_WHAT TO PRODUCE_: Type out the data exactly as given. Skip any image.

Start of MATERIAL FOR THE TASK

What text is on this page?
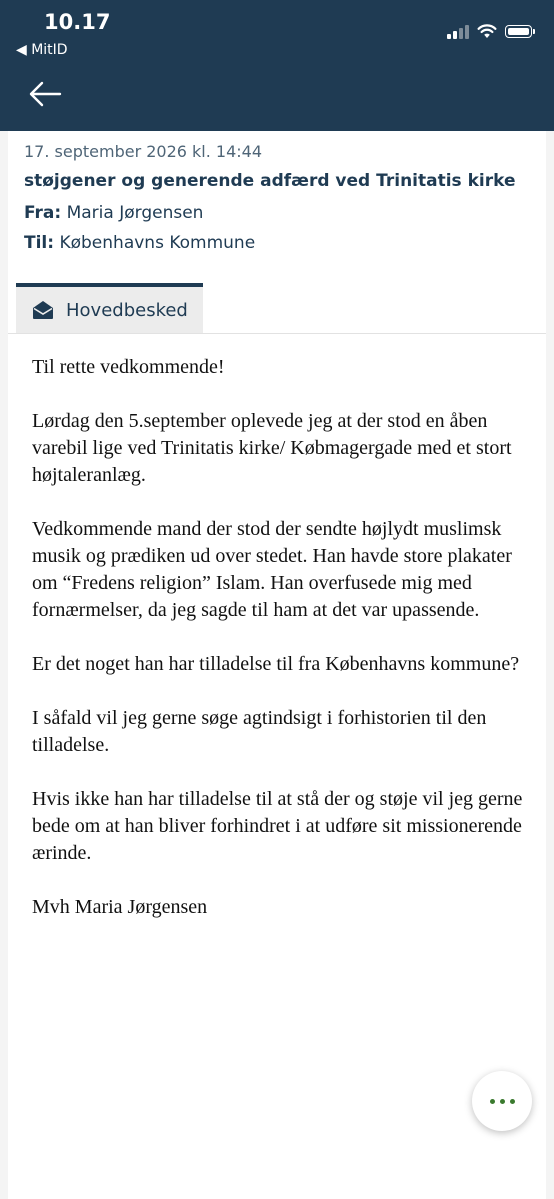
10.17
◀ MitID
17. september 2026 kl. 14:44
støjgener og generende adfærd ved Trinitatis kirke
Fra: Maria Jørgensen
Til: Københavns Kommune
Hovedbesked

Til rette vedkommende!

Lørdag den 5.september oplevede jeg at der stod en åben varebil lige ved Trinitatis kirke/ Købmagergade med et stort højtaleranlæg.

Vedkommende mand der stod der sendte højlydt muslimsk musik og prædiken ud over stedet. Han havde store plakater om “Fredens religion” Islam. Han overfusede mig med fornærmelser, da jeg sagde til ham at det var upassende.

Er det noget han har tilladelse til fra Københavns kommune?

I såfald vil jeg gerne søge agtindsigt i forhistorien til den tilladelse.

Hvis ikke han har tilladelse til at stå der og støje vil jeg gerne bede om at han bliver forhindret i at udføre sit missionerende ærinde.

Mvh Maria Jørgensen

End of MATERIAL FOR THE TASK

_SOLVED EXERCISE_:
What text is on this page?
10.17
◀ MitID
17. september 2026 kl. 14:44
støjgener og generende adfærd ved Trinitatis kirke
Fra: Maria Jørgensen
Til: Københavns Kommune
Hovedbesked

Til rette vedkommende!

Lørdag den 5.september oplevede jeg at der stod en åben varebil lige ved Trinitatis kirke/ Købmagergade med et stort højtaleranlæg.

Vedkommende mand der stod der sendte højlydt muslimsk musik og prædiken ud over stedet. Han havde store plakater om “Fredens religion” Islam. Han overfusede mig med fornærmelser, da jeg sagde til ham at det var upassende.

Er det noget han har tilladelse til fra Københavns kommune?

I såfald vil jeg gerne søge agtindsigt i forhistorien til den tilladelse.

Hvis ikke han har tilladelse til at stå der og støje vil jeg gerne bede om at han bliver forhindret i at udføre sit missionerende ærinde.

Mvh Maria Jørgensen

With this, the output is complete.